_DOCUMENT_:
--- Start ---

Before proceeding to the modeling phase, a thorough Exploratory Data Analysis is essential to understand the dataset's structure, quality, and underlying patterns. This analysis will directly inform our data preprocessing and modeling strategies.

Our EDA will cover five key steps:



1.  **Data Loading & Initial Inspection:** Loading the dataset into a pandas DataFrame for easier manipulation.
2.  **Data Cleaning:** Identifying and removing artifacts like HTML tags that could negatively impact model performance.
3.  **Token Length Distribution:** Analyzing the length of reviews in tokens to make a data-driven decision for the `max_length` hyperparameter.
4.  **Class Balance:** Checking the distribution of positive and negative labels to ensure the dataset is balanced and our evaluation metrics will be meaningful.
5.  **N-gram and Word Cloud Analysis:** Visualizing the most common words and phrases to get a qualitative feel for the language associated with each sentiment.

#### Load Dataset

In [None]:
dataset = load_dataset("imdb")
train_df = pd.DataFrame(dataset['train'])
test_df = pd.DataFrame(dataset['test'])

In [None]:
#@title Bug Fix

# UNCOMMENT the below code and run this cell ONLY if the dataset in the above cell cannot be loaded due to corruption in Colab cache (You will see an error).

# !rm -rf ~/.cache/huggingface/datasets
# !rm -rf ~/.cache/huggingface/hub

# !pip install -U datasets -q

# RESTART THE SESSION - DO NOT INSTALL PACKAGES OR LIBRARIES AFTER RESTART

Let us have a look at a sample review from the dataset

In [None]:
train_df.sample(1)['text'].values[0]

We see that the review contains html tags which are useless and  could be potentially misleading for our model to predict the correct sentiment. So, let us remove them using a simple regex function.

#### Removing HTML Tags

In [None]:
def clean_html(text):
    """Removes all HTML tags from text using a regular expression."""
    return re.sub(r'<.*?>', ' ', text)

print("Cleaning HTML tags from the dataset...")

train_df['text'] = train_df['text'].apply(clean_html)
test_df['text'] = test_df['text'].apply(clean_html)

print("✅ Cleaning complete.")

### **Data Cleaning and De-duplication**

The foundation of any reliable machine learning model is high-quality data. Raw datasets, especially those scraped from the web, often contain artifacts and inconsistencies that can degrade model performance and lead to misleading evaluation results. This section details the rigorous cleaning and de-duplication pipeline we implemented to ensure the integrity of our dataset.

**Methodology:**
1.  **Initial Quality Checks:** We first scan for and remove any `NaN` values or empty strings. This step prevents errors in the tokenization pipeline and ensures that every sample contains meaningful text.
2.  **Intra-Set De-duplication:** We identify and remove any exact duplicate reviews *within* the training set and, separately, *within* the test set.
3.  **Inter-Set De-duplication (Preventing Data Leakage):** This is the most critical cleaning step. We check for any reviews that exist in both the training and test sets. These are removed from the test set to guarantee that our final evaluation is performed on truly unseen data, providing an unbiased measure of the model's generalization ability.

In [None]:
print("--- Starting Data De-duplication ---")

--- End ---

_WHAT THIS TASK INVOLVES_:
Answer these about the data analysis text above:
(a) Which hyperparameter is the token length step meant to help choose?
(b) What does the `clean_html` function put in place of each HTML tag?
(c) If a review shows up in both the training and test sets, which set is it removed from?

_DATA RECORDS_:
--- Start ---

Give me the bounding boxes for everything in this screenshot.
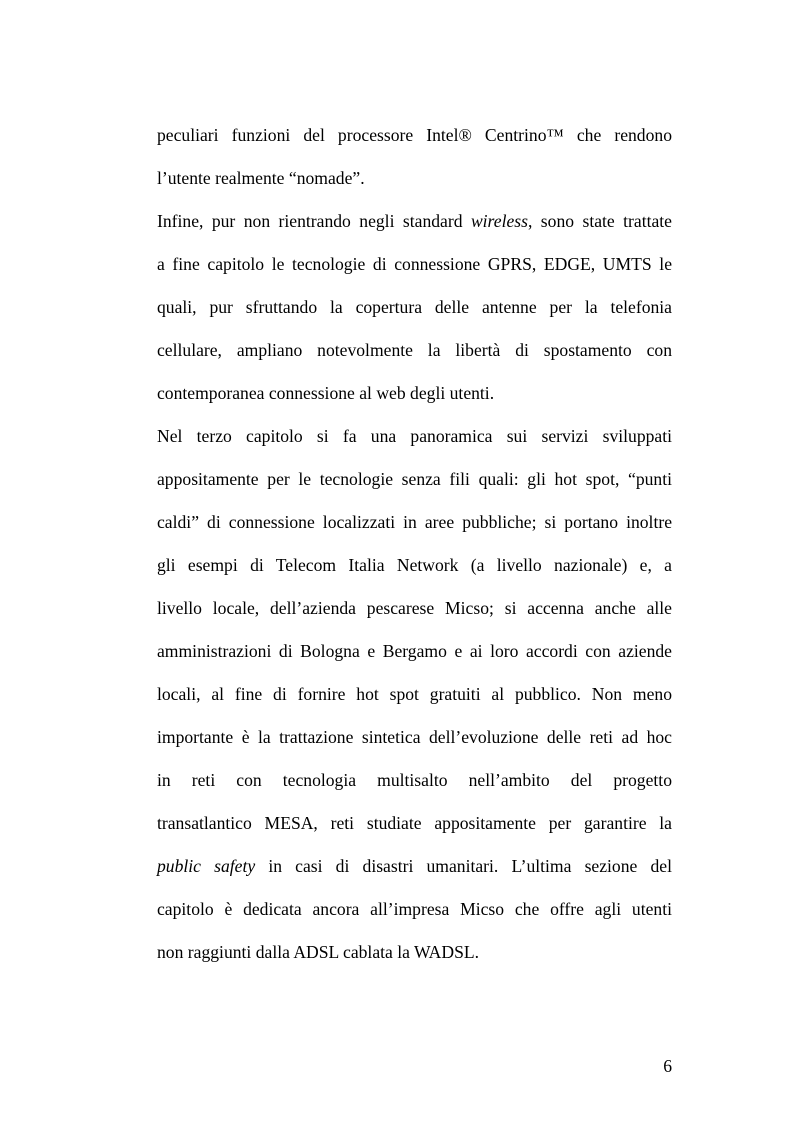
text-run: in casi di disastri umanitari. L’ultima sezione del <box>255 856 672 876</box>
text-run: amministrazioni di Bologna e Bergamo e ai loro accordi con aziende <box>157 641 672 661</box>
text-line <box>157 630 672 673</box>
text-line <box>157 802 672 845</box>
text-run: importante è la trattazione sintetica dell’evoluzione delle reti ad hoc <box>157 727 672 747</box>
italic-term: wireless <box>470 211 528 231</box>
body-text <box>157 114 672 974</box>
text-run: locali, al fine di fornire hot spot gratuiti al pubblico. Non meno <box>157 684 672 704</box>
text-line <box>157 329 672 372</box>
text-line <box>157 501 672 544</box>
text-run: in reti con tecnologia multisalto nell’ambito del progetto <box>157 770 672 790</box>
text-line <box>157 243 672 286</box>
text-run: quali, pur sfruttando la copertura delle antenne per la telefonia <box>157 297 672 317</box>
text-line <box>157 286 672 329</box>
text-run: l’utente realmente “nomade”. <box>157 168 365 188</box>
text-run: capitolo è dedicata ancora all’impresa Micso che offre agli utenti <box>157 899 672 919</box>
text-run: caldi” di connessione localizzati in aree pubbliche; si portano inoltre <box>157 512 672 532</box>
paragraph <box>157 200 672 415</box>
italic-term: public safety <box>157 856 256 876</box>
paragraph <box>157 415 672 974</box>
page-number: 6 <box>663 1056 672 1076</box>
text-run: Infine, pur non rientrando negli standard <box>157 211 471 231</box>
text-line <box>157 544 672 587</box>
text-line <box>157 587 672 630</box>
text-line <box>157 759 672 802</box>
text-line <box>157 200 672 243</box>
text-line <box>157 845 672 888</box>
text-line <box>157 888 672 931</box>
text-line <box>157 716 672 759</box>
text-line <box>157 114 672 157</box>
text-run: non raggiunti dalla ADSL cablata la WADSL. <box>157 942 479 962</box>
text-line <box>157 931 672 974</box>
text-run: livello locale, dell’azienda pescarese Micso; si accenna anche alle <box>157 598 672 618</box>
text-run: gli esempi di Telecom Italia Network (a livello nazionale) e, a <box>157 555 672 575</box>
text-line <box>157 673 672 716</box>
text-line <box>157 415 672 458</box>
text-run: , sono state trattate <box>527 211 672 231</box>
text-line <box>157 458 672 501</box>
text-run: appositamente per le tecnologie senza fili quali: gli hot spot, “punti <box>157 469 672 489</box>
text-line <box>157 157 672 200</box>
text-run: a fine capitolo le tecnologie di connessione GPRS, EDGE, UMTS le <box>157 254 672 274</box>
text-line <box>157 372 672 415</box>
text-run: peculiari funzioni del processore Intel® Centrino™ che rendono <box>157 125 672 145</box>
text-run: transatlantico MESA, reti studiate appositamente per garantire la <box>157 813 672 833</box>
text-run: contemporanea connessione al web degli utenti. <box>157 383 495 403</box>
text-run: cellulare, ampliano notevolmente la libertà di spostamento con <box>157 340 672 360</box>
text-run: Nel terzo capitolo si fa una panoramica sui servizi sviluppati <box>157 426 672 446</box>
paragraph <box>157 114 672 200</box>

--- End ---

_PROBLEM SOLUTION_:
(a) `max_length`
(b) A space.
(c) The test set.